# WRITTEN INSTRUCTION
Check every line below for the word "name" and copy each one that has it.

(Excerpts from a figure dataset)
====

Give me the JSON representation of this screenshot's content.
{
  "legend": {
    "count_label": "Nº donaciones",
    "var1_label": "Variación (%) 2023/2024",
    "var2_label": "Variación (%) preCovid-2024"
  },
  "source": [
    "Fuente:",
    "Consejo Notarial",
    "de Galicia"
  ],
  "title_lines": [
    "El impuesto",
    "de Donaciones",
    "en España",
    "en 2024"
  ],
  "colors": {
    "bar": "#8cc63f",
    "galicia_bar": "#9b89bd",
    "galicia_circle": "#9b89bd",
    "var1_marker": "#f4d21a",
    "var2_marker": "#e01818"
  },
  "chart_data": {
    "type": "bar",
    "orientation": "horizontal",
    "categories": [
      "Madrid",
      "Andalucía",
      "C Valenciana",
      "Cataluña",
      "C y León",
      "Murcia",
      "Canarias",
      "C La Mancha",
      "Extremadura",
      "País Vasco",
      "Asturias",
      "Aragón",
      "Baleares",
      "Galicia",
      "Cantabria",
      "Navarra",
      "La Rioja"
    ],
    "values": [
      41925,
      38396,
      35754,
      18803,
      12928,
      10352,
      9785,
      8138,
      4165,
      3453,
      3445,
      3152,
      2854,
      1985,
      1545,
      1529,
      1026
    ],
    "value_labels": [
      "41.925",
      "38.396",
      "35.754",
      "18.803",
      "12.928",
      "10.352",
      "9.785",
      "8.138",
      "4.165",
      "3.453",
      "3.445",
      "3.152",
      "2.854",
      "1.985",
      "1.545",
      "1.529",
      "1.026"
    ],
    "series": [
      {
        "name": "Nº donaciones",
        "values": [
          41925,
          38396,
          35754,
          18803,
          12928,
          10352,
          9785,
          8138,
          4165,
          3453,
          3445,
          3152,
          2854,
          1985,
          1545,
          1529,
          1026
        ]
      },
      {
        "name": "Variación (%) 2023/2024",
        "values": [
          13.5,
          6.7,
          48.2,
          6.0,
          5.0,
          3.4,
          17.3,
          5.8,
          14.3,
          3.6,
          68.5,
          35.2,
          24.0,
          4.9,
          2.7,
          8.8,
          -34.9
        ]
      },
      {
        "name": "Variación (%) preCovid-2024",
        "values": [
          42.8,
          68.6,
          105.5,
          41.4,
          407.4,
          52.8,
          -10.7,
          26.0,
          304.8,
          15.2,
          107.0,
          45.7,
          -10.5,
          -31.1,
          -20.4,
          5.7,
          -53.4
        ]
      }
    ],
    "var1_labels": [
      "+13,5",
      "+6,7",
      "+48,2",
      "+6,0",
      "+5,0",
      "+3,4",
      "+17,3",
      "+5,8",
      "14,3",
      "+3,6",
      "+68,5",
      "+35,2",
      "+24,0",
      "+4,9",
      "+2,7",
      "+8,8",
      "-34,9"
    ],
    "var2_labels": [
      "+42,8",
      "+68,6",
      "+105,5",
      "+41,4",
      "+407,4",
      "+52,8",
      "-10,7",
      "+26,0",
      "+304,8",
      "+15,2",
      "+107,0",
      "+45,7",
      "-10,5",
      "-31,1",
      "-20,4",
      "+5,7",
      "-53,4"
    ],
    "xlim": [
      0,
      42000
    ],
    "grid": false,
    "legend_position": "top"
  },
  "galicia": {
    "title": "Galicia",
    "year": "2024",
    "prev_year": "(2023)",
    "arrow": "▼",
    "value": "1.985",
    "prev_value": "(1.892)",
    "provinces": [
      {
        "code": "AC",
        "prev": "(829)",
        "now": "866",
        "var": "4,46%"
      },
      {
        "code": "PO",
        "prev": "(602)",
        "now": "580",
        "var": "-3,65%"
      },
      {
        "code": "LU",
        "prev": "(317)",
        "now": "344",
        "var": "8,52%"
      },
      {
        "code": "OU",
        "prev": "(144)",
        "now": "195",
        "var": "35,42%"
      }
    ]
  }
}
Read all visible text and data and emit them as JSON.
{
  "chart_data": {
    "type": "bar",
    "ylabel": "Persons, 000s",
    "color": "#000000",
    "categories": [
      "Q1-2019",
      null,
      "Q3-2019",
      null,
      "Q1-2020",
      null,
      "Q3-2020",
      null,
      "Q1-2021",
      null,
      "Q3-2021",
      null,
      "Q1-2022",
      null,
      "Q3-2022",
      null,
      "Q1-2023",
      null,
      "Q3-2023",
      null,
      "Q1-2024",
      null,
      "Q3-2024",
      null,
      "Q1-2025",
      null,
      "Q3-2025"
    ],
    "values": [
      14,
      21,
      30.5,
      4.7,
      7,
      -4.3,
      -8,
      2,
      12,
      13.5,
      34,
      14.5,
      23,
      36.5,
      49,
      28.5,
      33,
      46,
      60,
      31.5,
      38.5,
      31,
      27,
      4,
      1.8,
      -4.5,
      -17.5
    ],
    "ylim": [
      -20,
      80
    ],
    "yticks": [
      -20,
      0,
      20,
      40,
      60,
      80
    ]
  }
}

====

# TASK RESULT
        "name": "Nº donaciones",
        "name": "Variación (%) 2023/2024",
        "name": "Variación (%) preCovid-2024",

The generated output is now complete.